# START OF DATA EXTRACT
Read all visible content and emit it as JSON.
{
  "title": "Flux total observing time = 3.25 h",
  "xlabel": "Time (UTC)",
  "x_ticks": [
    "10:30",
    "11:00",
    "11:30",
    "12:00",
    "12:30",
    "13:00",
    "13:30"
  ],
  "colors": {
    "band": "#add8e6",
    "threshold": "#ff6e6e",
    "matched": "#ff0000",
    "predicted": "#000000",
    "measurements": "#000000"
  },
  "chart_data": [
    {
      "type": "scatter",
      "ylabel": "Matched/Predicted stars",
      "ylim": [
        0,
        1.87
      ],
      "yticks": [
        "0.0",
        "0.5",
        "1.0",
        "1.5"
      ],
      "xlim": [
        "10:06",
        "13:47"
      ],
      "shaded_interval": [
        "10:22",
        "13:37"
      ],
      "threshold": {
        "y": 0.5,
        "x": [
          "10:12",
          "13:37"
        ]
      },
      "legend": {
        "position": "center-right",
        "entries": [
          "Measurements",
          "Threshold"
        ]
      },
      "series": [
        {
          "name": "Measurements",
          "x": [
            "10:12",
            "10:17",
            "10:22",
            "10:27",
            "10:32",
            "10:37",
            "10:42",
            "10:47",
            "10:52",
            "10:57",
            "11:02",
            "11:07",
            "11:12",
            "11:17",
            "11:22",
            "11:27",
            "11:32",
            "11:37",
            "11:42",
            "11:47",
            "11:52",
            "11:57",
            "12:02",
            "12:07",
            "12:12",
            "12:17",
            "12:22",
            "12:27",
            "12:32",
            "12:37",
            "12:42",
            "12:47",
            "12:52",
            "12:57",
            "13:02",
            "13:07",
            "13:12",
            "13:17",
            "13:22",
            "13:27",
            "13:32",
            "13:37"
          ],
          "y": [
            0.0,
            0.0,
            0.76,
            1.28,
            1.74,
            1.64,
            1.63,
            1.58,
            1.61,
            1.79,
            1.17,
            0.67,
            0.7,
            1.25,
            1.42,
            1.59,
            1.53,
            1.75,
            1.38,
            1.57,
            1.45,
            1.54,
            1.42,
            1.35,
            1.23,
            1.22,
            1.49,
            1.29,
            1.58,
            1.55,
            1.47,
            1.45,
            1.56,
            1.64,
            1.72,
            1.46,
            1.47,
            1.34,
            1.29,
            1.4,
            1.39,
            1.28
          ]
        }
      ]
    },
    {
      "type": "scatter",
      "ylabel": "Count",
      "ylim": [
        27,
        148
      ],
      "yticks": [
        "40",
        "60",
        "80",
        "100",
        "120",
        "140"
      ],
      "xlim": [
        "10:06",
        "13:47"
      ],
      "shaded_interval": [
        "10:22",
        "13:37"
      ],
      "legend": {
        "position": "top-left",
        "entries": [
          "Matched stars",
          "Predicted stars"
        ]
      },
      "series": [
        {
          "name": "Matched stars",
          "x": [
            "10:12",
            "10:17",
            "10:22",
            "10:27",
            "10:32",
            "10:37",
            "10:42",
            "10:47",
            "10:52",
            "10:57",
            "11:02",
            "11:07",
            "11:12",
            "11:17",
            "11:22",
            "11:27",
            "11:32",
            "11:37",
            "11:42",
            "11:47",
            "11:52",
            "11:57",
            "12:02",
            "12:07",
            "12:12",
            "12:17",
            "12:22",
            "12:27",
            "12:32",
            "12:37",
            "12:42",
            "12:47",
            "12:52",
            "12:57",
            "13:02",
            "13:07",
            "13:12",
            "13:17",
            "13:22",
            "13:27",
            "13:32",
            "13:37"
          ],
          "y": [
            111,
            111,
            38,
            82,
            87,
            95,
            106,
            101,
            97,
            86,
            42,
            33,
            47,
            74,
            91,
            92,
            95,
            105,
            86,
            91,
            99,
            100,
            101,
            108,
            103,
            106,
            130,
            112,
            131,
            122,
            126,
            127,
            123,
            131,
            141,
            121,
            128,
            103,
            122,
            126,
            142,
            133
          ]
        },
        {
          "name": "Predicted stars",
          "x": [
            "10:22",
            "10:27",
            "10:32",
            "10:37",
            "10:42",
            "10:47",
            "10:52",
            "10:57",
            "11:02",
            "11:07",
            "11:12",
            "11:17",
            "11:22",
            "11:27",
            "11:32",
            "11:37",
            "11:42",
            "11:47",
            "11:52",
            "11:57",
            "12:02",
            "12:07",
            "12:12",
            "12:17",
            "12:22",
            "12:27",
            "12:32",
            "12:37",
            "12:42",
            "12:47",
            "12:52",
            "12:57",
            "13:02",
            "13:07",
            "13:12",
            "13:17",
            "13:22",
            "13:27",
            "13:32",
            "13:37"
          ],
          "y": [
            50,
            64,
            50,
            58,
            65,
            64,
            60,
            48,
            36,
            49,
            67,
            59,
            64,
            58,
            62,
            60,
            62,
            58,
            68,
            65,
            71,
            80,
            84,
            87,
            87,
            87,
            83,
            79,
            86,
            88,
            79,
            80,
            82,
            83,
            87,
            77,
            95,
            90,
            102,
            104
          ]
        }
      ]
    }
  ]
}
# END OF DATA EXTRACT
# START OF DATA EXTRACT
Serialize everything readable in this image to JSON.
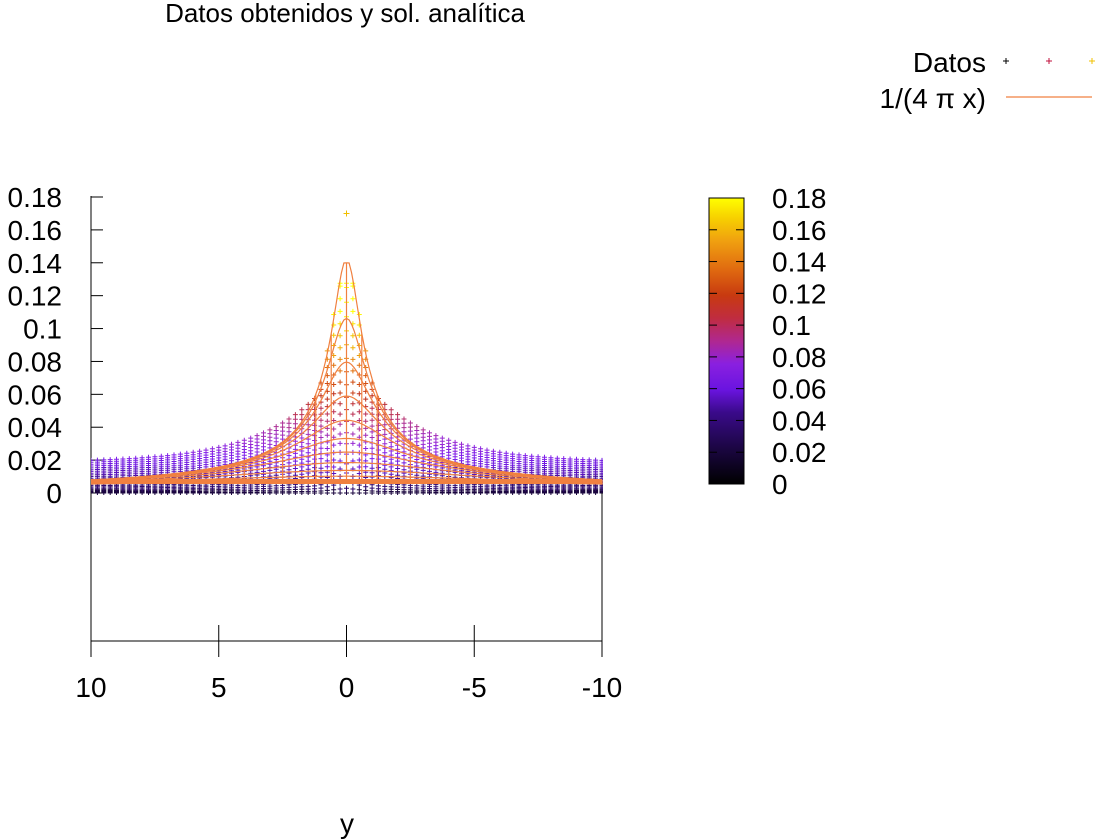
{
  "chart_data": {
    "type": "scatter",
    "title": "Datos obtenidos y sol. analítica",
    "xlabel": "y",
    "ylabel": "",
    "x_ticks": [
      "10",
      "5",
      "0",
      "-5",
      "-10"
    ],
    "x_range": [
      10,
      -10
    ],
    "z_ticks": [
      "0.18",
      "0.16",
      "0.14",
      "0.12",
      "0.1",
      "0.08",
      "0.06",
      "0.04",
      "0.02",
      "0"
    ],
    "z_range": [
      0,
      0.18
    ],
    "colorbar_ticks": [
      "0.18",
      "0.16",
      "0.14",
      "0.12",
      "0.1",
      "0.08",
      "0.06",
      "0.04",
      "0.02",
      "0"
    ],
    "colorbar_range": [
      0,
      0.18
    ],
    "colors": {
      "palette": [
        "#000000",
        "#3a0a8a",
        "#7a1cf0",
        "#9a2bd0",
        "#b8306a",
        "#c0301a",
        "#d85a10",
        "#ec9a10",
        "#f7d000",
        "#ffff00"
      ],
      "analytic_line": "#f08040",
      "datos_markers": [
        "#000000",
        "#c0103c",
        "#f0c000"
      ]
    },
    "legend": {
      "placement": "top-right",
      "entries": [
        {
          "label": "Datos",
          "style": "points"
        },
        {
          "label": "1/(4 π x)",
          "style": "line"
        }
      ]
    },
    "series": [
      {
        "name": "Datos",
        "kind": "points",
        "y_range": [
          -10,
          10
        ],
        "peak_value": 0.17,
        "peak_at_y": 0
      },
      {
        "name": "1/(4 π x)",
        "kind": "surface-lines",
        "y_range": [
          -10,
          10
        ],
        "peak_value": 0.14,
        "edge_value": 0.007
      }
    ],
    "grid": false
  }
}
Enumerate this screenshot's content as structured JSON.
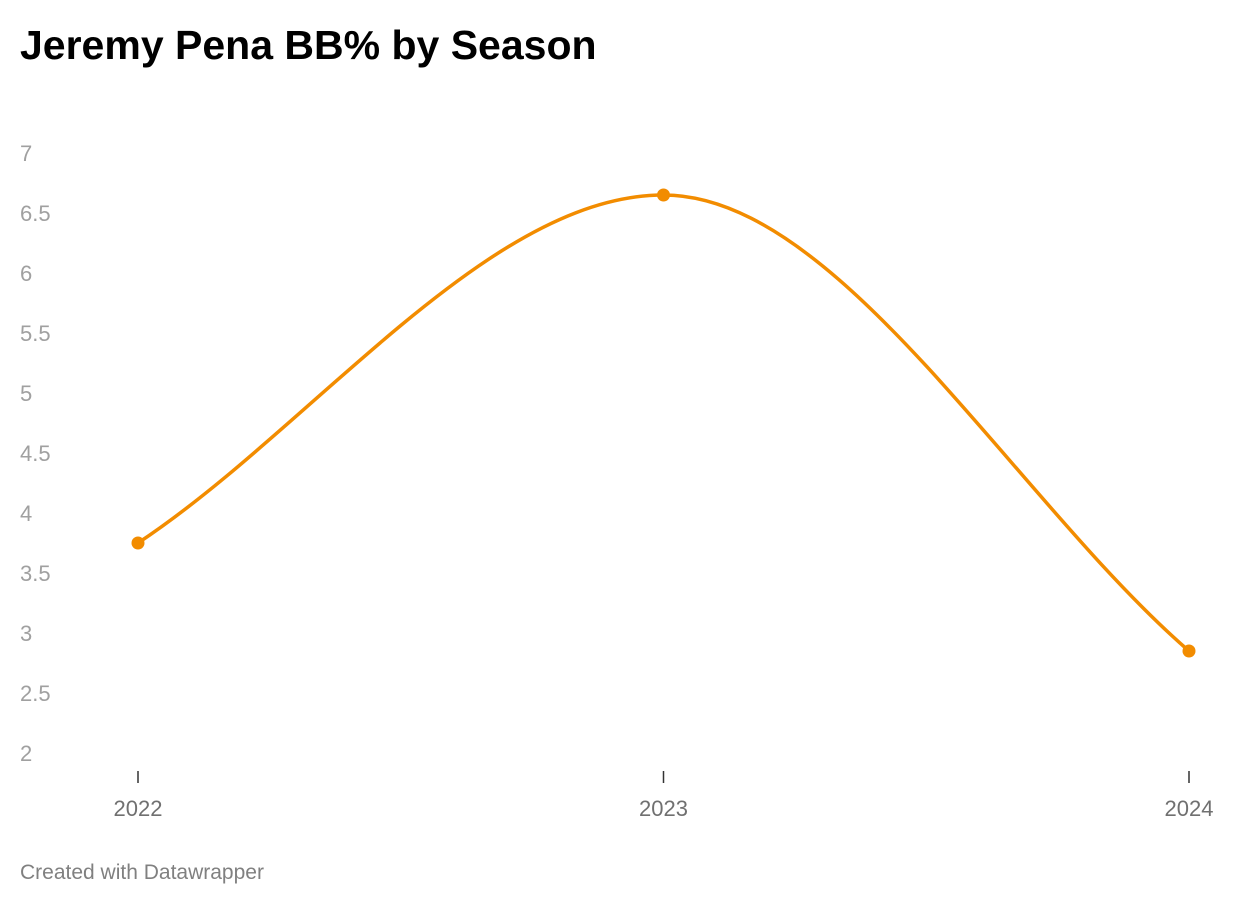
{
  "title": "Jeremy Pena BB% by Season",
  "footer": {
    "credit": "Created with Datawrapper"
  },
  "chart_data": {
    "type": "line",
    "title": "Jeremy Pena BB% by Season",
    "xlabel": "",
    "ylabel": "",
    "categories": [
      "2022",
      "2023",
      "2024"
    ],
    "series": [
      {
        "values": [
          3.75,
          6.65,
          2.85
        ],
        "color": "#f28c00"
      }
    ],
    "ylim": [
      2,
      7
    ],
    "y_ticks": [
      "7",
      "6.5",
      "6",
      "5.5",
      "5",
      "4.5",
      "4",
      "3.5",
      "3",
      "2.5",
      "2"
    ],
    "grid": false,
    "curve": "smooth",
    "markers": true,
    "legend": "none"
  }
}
# END OF DATA EXTRACT
### [GIVEN REQUEST]
From the material above, count the lines that include "Pena" and give only the total.

### [WRITTEN RESPONSE]
2